____ Record set
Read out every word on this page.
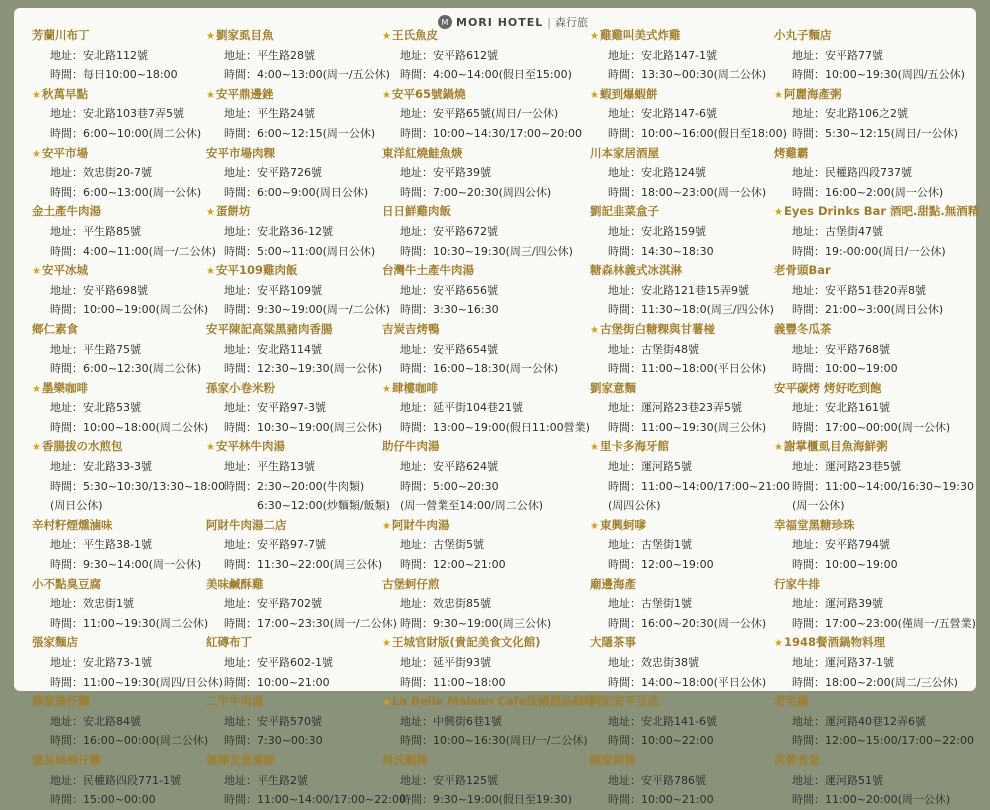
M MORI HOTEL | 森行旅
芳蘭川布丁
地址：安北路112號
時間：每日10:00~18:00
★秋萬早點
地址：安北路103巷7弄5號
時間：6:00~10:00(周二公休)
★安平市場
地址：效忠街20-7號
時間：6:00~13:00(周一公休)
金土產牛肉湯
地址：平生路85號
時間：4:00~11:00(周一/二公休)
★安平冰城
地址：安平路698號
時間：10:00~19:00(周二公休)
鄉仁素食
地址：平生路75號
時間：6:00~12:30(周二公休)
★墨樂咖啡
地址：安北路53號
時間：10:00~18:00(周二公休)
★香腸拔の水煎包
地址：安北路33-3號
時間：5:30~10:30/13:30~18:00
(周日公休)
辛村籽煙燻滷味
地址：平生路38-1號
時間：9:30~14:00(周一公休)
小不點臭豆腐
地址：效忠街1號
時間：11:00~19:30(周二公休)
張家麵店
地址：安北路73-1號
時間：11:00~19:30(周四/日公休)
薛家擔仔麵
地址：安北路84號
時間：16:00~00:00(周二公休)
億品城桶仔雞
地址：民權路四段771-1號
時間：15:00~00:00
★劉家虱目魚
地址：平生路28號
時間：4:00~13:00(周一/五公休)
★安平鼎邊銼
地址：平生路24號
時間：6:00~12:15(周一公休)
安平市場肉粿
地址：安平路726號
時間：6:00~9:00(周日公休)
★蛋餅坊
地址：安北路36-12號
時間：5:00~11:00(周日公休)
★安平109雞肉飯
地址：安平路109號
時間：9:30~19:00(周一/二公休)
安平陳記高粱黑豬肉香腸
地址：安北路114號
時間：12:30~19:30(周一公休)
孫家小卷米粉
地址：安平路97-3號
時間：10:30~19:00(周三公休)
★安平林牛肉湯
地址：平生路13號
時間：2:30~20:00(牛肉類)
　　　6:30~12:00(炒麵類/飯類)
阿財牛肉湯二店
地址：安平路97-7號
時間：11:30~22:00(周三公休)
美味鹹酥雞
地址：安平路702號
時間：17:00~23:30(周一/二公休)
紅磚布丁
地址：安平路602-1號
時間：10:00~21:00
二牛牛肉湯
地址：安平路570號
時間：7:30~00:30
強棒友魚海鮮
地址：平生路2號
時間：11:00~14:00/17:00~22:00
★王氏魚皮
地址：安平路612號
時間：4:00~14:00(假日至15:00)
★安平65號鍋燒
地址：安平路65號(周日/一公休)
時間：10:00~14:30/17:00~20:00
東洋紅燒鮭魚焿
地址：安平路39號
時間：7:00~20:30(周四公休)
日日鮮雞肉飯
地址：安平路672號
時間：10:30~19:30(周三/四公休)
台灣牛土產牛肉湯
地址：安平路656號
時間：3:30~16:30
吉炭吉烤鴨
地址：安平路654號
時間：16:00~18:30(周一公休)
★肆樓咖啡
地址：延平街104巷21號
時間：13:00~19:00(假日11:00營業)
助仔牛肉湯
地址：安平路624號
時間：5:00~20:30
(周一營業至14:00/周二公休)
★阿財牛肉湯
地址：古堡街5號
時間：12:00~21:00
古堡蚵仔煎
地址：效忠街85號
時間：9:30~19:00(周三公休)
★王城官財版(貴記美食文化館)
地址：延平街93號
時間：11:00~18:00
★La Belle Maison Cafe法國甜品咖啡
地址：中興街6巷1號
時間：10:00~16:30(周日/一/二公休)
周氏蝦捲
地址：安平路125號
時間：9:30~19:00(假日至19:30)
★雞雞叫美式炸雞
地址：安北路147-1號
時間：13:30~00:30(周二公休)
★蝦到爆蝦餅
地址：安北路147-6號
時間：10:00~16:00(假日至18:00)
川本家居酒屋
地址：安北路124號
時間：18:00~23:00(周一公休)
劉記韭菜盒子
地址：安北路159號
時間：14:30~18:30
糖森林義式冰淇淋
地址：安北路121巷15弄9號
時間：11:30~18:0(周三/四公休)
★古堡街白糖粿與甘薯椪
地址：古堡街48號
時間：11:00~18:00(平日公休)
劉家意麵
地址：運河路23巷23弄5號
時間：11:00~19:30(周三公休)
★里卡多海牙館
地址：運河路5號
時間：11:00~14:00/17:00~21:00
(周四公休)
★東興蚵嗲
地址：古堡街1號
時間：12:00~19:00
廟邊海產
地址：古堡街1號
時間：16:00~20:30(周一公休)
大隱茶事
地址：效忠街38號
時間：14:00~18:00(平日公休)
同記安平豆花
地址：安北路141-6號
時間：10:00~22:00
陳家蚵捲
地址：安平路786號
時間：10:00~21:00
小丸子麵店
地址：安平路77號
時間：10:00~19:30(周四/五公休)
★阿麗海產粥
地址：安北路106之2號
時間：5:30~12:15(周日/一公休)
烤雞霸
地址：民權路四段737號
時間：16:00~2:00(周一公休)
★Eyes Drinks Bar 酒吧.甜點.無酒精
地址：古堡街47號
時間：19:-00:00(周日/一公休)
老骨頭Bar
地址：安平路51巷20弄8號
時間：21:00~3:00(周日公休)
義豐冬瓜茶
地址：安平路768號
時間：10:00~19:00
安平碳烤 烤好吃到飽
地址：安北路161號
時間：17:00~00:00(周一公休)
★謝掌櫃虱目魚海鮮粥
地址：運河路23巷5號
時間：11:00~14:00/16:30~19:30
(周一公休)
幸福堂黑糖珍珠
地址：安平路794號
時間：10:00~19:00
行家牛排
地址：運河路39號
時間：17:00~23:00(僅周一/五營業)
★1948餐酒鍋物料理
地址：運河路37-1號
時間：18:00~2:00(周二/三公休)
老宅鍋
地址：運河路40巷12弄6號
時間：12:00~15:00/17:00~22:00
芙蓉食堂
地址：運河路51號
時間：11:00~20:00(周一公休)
________
◆ What is expected
All lines in the data that contain the word "周日公休" should be copied.

◆ Finished exercise
(周日公休)
時間：6:00~9:00(周日公休)
時間：5:00~11:00(周日公休)
時間：21:00~3:00(周日公休)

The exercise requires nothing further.